◆ **STATED EXERCISE**
Each entry below should be reproduced character for character.
** begin SUPPLIED DATA **
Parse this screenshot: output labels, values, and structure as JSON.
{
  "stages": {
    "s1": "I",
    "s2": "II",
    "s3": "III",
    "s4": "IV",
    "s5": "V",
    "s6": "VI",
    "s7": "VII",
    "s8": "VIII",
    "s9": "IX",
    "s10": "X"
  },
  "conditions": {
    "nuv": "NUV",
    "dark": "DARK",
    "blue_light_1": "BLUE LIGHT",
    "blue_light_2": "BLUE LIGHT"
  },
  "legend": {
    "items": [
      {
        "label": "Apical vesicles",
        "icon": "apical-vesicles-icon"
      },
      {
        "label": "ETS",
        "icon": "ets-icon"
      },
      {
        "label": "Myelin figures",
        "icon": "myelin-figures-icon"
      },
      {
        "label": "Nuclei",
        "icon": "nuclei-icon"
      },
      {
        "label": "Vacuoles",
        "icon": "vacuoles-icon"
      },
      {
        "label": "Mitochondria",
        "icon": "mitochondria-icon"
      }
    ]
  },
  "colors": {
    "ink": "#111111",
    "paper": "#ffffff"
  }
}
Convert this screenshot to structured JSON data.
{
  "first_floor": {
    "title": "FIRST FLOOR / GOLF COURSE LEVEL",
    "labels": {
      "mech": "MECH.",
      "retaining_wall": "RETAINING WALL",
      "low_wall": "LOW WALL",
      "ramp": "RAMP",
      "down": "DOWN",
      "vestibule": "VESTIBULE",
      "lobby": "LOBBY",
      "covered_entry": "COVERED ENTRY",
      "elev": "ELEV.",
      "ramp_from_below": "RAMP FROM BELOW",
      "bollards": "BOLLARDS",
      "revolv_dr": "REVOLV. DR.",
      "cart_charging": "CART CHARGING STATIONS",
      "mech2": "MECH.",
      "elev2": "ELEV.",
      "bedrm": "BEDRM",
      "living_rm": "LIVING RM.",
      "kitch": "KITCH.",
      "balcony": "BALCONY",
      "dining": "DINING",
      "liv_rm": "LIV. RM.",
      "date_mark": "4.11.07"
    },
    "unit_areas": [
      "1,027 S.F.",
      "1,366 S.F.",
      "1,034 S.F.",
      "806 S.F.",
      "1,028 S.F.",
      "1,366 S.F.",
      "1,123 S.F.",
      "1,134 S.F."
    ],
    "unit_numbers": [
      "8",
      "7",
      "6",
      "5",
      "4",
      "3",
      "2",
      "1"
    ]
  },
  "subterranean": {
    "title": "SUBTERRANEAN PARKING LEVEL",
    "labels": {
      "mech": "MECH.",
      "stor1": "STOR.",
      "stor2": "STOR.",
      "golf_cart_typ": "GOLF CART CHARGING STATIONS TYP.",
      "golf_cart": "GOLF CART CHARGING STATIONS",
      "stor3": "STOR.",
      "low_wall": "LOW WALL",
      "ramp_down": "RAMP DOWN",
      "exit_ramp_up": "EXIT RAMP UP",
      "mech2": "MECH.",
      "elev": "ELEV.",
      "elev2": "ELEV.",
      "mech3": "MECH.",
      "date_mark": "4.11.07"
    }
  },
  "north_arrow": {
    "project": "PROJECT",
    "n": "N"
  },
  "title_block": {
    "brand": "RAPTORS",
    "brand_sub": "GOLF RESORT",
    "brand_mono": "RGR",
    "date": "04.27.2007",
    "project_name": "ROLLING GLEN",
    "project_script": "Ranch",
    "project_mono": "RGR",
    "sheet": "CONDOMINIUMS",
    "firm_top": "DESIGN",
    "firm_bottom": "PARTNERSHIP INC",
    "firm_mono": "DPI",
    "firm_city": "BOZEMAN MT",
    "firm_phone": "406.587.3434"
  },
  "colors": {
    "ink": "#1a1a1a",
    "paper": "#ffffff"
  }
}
** end SUPPLIED DATA **
◆ **REPLY TO THE EXERCISE**
Parse this screenshot: output labels, values, and structure as JSON.
{
  "stages": {
    "s1": "I",
    "s2": "II",
    "s3": "III",
    "s4": "IV",
    "s5": "V",
    "s6": "VI",
    "s7": "VII",
    "s8": "VIII",
    "s9": "IX",
    "s10": "X"
  },
  "conditions": {
    "nuv": "NUV",
    "dark": "DARK",
    "blue_light_1": "BLUE LIGHT",
    "blue_light_2": "BLUE LIGHT"
  },
  "legend": {
    "items": [
      {
        "label": "Apical vesicles",
        "icon": "apical-vesicles-icon"
      },
      {
        "label": "ETS",
        "icon": "ets-icon"
      },
      {
        "label": "Myelin figures",
        "icon": "myelin-figures-icon"
      },
      {
        "label": "Nuclei",
        "icon": "nuclei-icon"
      },
      {
        "label": "Vacuoles",
        "icon": "vacuoles-icon"
      },
      {
        "label": "Mitochondria",
        "icon": "mitochondria-icon"
      }
    ]
  },
  "colors": {
    "ink": "#111111",
    "paper": "#ffffff"
  }
}
Convert this screenshot to structured JSON data.
{
  "first_floor": {
    "title": "FIRST FLOOR / GOLF COURSE LEVEL",
    "labels": {
      "mech": "MECH.",
      "retaining_wall": "RETAINING WALL",
      "low_wall": "LOW WALL",
      "ramp": "RAMP",
      "down": "DOWN",
      "vestibule": "VESTIBULE",
      "lobby": "LOBBY",
      "covered_entry": "COVERED ENTRY",
      "elev": "ELEV.",
      "ramp_from_below": "RAMP FROM BELOW",
      "bollards": "BOLLARDS",
      "revolv_dr": "REVOLV. DR.",
      "cart_charging": "CART CHARGING STATIONS",
      "mech2": "MECH.",
      "elev2": "ELEV.",
      "bedrm": "BEDRM",
      "living_rm": "LIVING RM.",
      "kitch": "KITCH.",
      "balcony": "BALCONY",
      "dining": "DINING",
      "liv_rm": "LIV. RM.",
      "date_mark": "4.11.07"
    },
    "unit_areas": [
      "1,027 S.F.",
      "1,366 S.F.",
      "1,034 S.F.",
      "806 S.F.",
      "1,028 S.F.",
      "1,366 S.F.",
      "1,123 S.F.",
      "1,134 S.F."
    ],
    "unit_numbers": [
      "8",
      "7",
      "6",
      "5",
      "4",
      "3",
      "2",
      "1"
    ]
  },
  "subterranean": {
    "title": "SUBTERRANEAN PARKING LEVEL",
    "labels": {
      "mech": "MECH.",
      "stor1": "STOR.",
      "stor2": "STOR.",
      "golf_cart_typ": "GOLF CART CHARGING STATIONS TYP.",
      "golf_cart": "GOLF CART CHARGING STATIONS",
      "stor3": "STOR.",
      "low_wall": "LOW WALL",
      "ramp_down": "RAMP DOWN",
      "exit_ramp_up": "EXIT RAMP UP",
      "mech2": "MECH.",
      "elev": "ELEV.",
      "elev2": "ELEV.",
      "mech3": "MECH.",
      "date_mark": "4.11.07"
    }
  },
  "north_arrow": {
    "project": "PROJECT",
    "n": "N"
  },
  "title_block": {
    "brand": "RAPTORS",
    "brand_sub": "GOLF RESORT",
    "brand_mono": "RGR",
    "date": "04.27.2007",
    "project_name": "ROLLING GLEN",
    "project_script": "Ranch",
    "project_mono": "RGR",
    "sheet": "CONDOMINIUMS",
    "firm_top": "DESIGN",
    "firm_bottom": "PARTNERSHIP INC",
    "firm_mono": "DPI",
    "firm_city": "BOZEMAN MT",
    "firm_phone": "406.587.3434"
  },
  "colors": {
    "ink": "#1a1a1a",
    "paper": "#ffffff"
  }
}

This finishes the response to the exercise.